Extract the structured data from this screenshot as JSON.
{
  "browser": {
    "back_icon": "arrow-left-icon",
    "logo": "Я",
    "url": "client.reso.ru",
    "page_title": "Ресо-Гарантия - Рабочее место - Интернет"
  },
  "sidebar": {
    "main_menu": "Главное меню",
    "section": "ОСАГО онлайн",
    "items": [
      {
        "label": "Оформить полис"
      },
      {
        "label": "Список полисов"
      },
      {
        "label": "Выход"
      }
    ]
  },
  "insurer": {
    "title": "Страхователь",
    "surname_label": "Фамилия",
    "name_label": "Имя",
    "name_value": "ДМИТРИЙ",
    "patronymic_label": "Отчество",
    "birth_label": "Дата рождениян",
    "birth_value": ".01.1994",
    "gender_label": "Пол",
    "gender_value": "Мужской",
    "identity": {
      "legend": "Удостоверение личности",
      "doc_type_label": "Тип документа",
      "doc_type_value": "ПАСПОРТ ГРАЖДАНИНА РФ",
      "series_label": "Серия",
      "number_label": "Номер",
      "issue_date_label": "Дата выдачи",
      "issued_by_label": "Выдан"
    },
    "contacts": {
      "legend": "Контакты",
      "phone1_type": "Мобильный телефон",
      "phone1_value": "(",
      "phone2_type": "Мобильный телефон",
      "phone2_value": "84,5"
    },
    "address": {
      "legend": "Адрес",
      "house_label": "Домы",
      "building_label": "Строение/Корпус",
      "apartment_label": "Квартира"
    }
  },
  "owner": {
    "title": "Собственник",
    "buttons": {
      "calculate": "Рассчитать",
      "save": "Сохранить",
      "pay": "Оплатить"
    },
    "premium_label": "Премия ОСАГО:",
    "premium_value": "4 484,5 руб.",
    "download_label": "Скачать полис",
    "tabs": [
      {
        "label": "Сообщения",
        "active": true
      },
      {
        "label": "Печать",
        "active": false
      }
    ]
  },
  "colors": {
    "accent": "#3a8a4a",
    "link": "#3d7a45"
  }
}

**Instructions to follow**
Pick out and copy every line that contains the word "ОСАГО".

**Task response**
    "section": "ОСАГО онлайн",
    "premium_label": "Премия ОСАГО:",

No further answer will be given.